THE RECORDS:

_____

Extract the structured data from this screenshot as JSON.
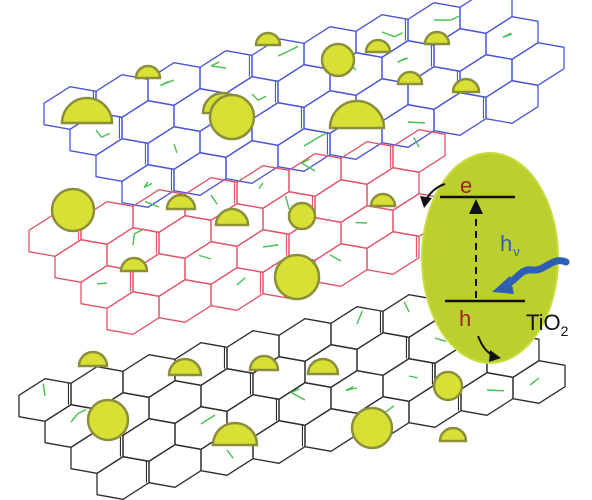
{
  "colors": {
    "top_sheet": "#4a56d6",
    "middle_sheet": "#e0566a",
    "bottom_sheet": "#2e2e2e",
    "bond_green": "#45c04d",
    "particle_fill": "#d8e035",
    "particle_stroke": "#8c8f3a",
    "tio2_fill": "#b9d02e",
    "electron_label": "#a12222",
    "hole_label": "#a12222",
    "light_arrow": "#2f5fb4",
    "text": "#111111"
  },
  "icons": {
    "light_arrow": "wavy-arrow-icon",
    "electron_transfer_arrow": "curved-arrow-icon",
    "hole_transfer_arrow": "curved-arrow-icon",
    "excitation_arrow": "dashed-arrow-icon"
  },
  "labels": {
    "electron": "e",
    "hole": "h",
    "light": "h",
    "light_suffix": "ν",
    "tio2_main": "TiO",
    "tio2_sub": "2"
  }
}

_____

WRITTEN PROBLEM: Print every entry above again without changing a word, and omit the pictures.

THE RESPONSE:
Extract the structured data from this screenshot as JSON.
{
  "colors": {
    "top_sheet": "#4a56d6",
    "middle_sheet": "#e0566a",
    "bottom_sheet": "#2e2e2e",
    "bond_green": "#45c04d",
    "particle_fill": "#d8e035",
    "particle_stroke": "#8c8f3a",
    "tio2_fill": "#b9d02e",
    "electron_label": "#a12222",
    "hole_label": "#a12222",
    "light_arrow": "#2f5fb4",
    "text": "#111111"
  },
  "icons": {
    "light_arrow": "wavy-arrow-icon",
    "electron_transfer_arrow": "curved-arrow-icon",
    "hole_transfer_arrow": "curved-arrow-icon",
    "excitation_arrow": "dashed-arrow-icon"
  },
  "labels": {
    "electron": "e",
    "hole": "h",
    "light": "h",
    "light_suffix": "ν",
    "tio2_main": "TiO",
    "tio2_sub": "2"
  }
}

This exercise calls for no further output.